## Start MATERIAL FOR THIS EXERCISE

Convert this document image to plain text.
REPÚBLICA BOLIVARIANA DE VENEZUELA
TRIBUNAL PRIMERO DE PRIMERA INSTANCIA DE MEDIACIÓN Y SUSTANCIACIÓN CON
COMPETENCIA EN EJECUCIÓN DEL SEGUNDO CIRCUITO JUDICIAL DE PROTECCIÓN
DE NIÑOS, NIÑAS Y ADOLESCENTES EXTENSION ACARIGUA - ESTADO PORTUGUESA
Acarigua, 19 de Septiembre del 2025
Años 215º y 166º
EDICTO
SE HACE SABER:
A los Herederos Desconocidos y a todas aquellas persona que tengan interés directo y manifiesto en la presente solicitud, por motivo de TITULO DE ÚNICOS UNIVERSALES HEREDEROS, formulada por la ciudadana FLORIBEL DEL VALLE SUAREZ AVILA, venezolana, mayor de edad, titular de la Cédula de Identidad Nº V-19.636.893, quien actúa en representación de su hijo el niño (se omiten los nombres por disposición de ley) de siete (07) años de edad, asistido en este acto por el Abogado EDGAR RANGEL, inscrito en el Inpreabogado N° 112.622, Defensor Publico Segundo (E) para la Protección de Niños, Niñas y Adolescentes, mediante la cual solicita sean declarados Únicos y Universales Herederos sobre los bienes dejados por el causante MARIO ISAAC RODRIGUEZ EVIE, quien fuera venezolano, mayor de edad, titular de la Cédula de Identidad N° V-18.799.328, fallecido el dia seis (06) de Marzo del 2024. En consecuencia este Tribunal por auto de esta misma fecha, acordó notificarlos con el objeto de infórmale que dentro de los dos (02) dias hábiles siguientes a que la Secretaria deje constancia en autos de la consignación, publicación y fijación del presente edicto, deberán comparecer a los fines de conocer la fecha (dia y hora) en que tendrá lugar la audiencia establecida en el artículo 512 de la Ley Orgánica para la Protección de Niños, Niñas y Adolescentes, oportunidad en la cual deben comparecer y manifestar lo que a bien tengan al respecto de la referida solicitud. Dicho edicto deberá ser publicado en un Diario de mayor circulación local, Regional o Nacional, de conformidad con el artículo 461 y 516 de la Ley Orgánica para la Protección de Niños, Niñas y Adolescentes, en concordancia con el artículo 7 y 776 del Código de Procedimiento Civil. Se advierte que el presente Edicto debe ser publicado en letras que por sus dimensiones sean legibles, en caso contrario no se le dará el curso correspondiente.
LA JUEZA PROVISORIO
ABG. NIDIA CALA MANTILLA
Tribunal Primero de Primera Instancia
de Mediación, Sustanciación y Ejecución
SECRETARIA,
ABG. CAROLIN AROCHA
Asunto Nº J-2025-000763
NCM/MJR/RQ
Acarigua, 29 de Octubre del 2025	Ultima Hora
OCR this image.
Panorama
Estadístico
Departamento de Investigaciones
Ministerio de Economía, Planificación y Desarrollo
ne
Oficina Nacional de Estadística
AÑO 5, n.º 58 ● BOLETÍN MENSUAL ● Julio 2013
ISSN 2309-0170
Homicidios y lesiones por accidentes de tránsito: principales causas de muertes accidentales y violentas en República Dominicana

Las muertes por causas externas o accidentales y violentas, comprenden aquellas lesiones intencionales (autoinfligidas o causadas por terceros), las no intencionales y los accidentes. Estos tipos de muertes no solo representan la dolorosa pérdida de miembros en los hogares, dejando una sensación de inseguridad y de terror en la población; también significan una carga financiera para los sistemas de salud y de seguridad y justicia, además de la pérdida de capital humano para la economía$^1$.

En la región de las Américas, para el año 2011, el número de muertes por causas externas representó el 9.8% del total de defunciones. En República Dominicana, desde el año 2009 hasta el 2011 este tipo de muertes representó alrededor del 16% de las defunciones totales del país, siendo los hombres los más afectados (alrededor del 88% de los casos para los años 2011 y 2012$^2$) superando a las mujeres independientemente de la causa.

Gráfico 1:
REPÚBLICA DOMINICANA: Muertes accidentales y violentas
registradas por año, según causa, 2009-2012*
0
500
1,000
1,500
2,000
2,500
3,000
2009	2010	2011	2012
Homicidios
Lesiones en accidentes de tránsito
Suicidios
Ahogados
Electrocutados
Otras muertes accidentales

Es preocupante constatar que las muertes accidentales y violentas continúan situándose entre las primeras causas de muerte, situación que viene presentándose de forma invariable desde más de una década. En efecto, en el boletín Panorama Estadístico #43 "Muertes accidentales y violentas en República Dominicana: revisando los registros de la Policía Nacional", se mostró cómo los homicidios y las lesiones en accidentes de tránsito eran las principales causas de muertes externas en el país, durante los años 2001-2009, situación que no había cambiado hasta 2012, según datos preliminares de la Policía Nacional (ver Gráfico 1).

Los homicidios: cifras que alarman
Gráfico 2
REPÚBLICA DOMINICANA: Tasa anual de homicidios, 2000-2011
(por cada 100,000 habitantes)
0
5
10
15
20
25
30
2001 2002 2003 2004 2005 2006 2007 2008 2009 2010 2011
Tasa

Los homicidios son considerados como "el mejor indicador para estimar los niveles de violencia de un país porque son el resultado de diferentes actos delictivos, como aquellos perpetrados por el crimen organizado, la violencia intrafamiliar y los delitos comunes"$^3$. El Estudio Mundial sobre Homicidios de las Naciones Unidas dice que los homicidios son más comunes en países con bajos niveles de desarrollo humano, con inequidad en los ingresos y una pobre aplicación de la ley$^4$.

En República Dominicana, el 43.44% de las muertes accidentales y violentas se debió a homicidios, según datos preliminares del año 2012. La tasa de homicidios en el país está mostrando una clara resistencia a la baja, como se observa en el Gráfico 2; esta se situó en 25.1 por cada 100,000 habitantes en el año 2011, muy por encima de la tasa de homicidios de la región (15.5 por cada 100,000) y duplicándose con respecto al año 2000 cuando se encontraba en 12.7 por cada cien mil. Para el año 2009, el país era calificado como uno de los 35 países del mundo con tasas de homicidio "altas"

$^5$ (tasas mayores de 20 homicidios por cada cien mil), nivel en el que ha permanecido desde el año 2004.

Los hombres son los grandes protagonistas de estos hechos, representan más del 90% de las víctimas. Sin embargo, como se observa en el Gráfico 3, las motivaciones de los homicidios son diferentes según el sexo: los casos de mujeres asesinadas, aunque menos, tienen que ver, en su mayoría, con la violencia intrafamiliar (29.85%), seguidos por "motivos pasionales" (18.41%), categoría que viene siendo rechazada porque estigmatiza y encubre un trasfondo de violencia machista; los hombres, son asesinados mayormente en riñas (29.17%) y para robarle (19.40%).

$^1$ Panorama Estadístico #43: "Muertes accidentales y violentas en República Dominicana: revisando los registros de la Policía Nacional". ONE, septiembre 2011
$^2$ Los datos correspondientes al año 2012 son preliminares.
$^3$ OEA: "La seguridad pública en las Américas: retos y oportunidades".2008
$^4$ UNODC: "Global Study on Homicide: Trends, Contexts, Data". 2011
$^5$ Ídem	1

## End MATERIAL FOR THIS EXERCISE

## THE REQUEST
Search the entries for the word "image", then gather every line that has it.

## RIGHT ANSWER
Convert this document image to plain text.
OCR this image.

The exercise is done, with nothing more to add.